(Dataset entries)
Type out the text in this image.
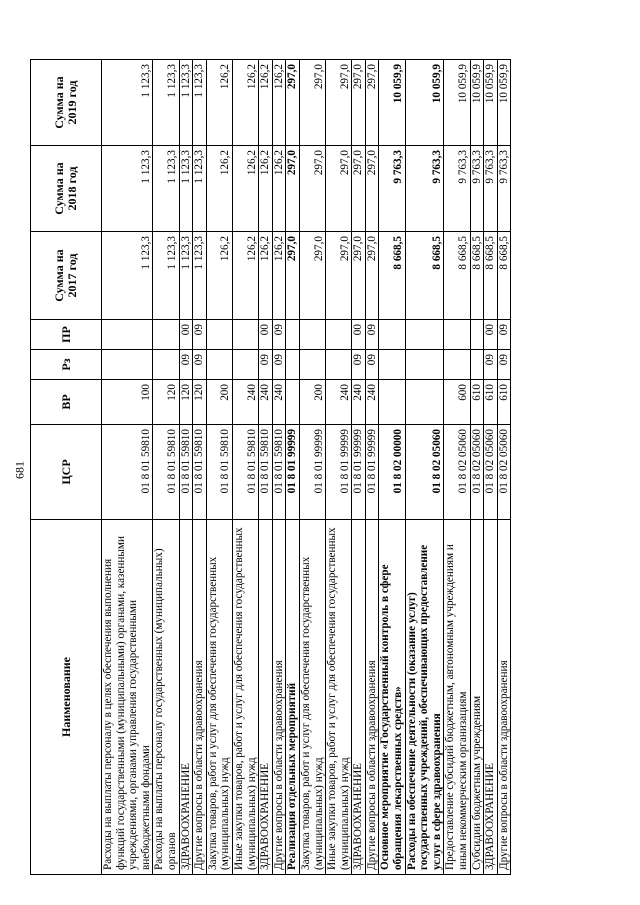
681
Наименование	ЦСР	ВР	Рз	ПР	Сумма на 2017 год	Сумма на 2018 год	Сумма на 2019 год
Расходы на выплаты персоналу в целях обеспечения выполнения функций государственными (муниципальными) органами, казенными учреждениями, органами управления государственными внебюджетными фондами	01 8 01 59810	100			1 123,3	1 123,3	1 123,3
Расходы на выплаты персоналу государственных (муниципальных) органов	01 8 01 59810	120			1 123,3	1 123,3	1 123,3
ЗДРАВООХРАНЕНИЕ	01 8 01 59810	120	09	00	1 123,3	1 123,3	1 123,3
Другие вопросы в области здравоохранения	01 8 01 59810	120	09	09	1 123,3	1 123,3	1 123,3
Закупка товаров, работ и услуг для обеспечения государственных (муниципальных) нужд	01 8 01 59810	200			126,2	126,2	126,2
Иные закупки товаров, работ и услуг для обеспечения государственных (муниципальных) нужд	01 8 01 59810	240			126,2	126,2	126,2
ЗДРАВООХРАНЕНИЕ	01 8 01 59810	240	09	00	126,2	126,2	126,2
Другие вопросы в области здравоохранения	01 8 01 59810	240	09	09	126,2	126,2	126,2
Реализация отдельных мероприятий	01 8 01 99999				297,0	297,0	297,0
Закупка товаров, работ и услуг для обеспечения государственных (муниципальных) нужд	01 8 01 99999	200			297,0	297,0	297,0
Иные закупки товаров, работ и услуг для обеспечения государственных (муниципальных) нужд	01 8 01 99999	240			297,0	297,0	297,0
ЗДРАВООХРАНЕНИЕ	01 8 01 99999	240	09	00	297,0	297,0	297,0
Другие вопросы в области здравоохранения	01 8 01 99999	240	09	09	297,0	297,0	297,0
Основное мероприятие «Государственный контроль в сфере обращения лекарственных средств»	01 8 02 00000				8 668,5	9 763,3	10 059,9
Расходы на обеспечение деятельности (оказание услуг) государственных учреждений, обеспечивающих предоставление услуг в сфере здравоохранения	01 8 02 05060				8 668,5	9 763,3	10 059,9
Предоставление субсидий бюджетным, автономным учреждениям и иным некоммерческим организациям	01 8 02 05060	600			8 668,5	9 763,3	10 059,9
Субсидии бюджетным учреждениям	01 8 02 05060	610			8 668,5	9 763,3	10 059,9
ЗДРАВООХРАНЕНИЕ	01 8 02 05060	610	09	00	8 668,5	9 763,3	10 059,9
Другие вопросы в области здравоохранения	01 8 02 05060	610	09	09	8 668,5	9 763,3	10 059,9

Set task:
Note how many lines in the material hold the word "товаров", and give that number with nothing added.

The answer:
4